■ Work to complete
Put every line of the data from the line with "x-tick-label: Jan-19 [664, 406, 706, 416]" up to and including the last line into a Markdown table with the columns Row and Line. Number the rows in order and leave out blank lines.

[begin Records to use]

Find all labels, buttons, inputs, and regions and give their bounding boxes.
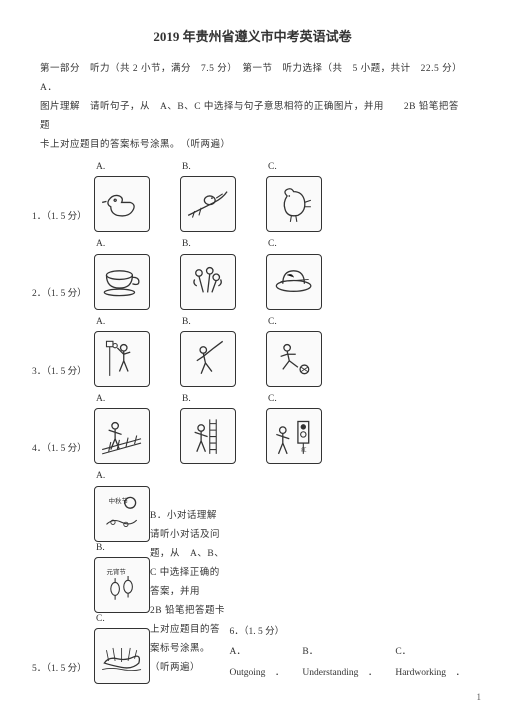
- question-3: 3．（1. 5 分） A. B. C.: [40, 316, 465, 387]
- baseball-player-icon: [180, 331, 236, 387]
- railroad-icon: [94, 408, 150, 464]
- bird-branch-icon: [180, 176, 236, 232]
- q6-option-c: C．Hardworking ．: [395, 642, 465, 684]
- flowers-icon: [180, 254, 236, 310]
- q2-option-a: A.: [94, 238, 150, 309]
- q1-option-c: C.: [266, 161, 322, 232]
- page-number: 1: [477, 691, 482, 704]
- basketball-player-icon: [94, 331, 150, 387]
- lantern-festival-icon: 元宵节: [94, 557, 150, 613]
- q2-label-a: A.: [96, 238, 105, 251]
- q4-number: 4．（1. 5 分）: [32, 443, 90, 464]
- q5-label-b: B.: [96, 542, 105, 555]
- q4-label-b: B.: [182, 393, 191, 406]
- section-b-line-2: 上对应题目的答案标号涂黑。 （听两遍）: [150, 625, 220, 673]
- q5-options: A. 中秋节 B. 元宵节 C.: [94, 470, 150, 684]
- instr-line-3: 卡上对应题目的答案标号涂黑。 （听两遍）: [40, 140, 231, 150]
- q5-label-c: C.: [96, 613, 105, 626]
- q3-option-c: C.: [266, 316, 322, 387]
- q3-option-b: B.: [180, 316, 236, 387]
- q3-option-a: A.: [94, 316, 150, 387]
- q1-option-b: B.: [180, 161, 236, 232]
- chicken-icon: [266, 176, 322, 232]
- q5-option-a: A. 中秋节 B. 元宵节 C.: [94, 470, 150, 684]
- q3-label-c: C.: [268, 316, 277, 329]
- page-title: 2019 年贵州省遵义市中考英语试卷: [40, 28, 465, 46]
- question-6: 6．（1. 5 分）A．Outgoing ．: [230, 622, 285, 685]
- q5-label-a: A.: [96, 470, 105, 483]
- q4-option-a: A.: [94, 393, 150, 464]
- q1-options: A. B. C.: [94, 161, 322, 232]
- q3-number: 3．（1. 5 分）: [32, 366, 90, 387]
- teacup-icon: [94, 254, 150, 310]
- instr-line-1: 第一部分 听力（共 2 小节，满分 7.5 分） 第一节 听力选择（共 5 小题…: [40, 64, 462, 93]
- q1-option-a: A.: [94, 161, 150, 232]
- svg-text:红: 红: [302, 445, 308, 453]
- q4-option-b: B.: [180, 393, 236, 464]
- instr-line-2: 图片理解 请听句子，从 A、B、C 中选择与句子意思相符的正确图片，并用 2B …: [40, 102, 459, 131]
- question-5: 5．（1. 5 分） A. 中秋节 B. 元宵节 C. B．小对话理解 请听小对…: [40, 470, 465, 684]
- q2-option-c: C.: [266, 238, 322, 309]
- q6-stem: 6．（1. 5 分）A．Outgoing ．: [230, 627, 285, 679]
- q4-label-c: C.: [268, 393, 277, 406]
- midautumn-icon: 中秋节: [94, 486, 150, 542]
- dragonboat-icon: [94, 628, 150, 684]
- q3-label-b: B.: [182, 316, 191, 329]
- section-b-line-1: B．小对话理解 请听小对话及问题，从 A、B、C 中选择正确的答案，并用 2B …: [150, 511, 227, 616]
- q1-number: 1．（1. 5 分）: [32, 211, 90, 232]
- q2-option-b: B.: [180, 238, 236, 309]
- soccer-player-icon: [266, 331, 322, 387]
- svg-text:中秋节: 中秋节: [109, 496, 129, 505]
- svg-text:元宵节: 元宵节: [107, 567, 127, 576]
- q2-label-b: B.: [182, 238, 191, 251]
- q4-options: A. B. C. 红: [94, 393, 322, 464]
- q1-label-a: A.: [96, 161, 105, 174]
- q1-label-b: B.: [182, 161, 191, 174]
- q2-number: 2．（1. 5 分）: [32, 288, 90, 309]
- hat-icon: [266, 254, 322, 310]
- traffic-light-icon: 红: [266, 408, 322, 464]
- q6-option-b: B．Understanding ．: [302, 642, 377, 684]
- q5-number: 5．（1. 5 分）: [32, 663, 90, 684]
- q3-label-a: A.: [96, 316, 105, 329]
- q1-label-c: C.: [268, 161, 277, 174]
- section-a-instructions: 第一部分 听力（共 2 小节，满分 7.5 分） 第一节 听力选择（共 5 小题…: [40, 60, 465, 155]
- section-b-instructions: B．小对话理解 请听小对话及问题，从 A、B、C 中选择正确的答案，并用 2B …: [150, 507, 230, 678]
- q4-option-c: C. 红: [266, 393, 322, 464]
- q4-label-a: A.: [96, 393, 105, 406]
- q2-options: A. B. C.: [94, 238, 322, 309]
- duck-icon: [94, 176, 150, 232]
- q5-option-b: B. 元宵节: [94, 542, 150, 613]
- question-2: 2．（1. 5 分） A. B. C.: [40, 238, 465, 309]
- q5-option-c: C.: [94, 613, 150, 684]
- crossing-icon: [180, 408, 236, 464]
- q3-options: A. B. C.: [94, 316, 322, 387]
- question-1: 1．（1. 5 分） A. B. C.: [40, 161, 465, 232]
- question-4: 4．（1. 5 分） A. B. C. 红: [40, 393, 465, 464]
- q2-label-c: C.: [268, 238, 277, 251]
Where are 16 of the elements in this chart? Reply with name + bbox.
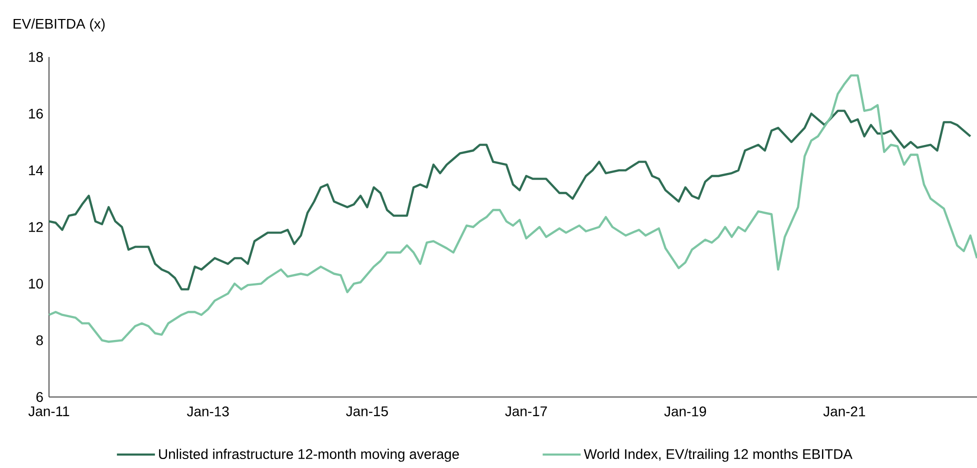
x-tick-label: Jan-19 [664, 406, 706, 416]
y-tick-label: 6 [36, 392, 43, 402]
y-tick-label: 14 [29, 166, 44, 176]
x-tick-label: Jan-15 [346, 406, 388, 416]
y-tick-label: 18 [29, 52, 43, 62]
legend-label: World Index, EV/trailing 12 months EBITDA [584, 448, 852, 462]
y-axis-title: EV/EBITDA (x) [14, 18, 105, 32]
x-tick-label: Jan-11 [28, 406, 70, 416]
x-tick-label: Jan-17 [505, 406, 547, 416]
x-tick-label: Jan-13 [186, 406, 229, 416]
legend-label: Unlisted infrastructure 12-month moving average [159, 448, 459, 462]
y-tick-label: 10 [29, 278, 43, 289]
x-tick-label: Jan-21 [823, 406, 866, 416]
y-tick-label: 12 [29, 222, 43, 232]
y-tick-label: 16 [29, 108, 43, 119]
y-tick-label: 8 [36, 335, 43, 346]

[end Records to use]

■ Output for this task
| Row | Line |
|---|---|
| 1 | x-tick-label: Jan-19 [664, 406, 706, 416] |
| 2 | y-tick-label: 6 [36, 392, 43, 402] |
| 3 | y-tick-label: 14 [29, 166, 44, 176] |
| 4 | x-tick-label: Jan-15 [346, 406, 388, 416] |
| 5 | y-tick-label: 18 [29, 52, 43, 62] |
| 6 | legend-label: World Index, EV/trailing 12 months EBITDA [584, 448, 852, 462] |
| 7 | y-axis-title: EV/EBITDA (x) [14, 18, 105, 32] |
| 8 | x-tick-label: Jan-11 [28, 406, 70, 416] |
| 9 | x-tick-label: Jan-17 [505, 406, 547, 416] |
| 10 | x-tick-label: Jan-13 [186, 406, 229, 416] |
| 11 | legend-label: Unlisted infrastructure 12-month moving average [159, 448, 459, 462] |
| 12 | y-tick-label: 10 [29, 278, 43, 289] |
| 13 | x-tick-label: Jan-21 [823, 406, 866, 416] |
| 14 | y-tick-label: 12 [29, 222, 43, 232] |
| 15 | y-tick-label: 16 [29, 108, 43, 119] |
| 16 | y-tick-label: 8 [36, 335, 43, 346] |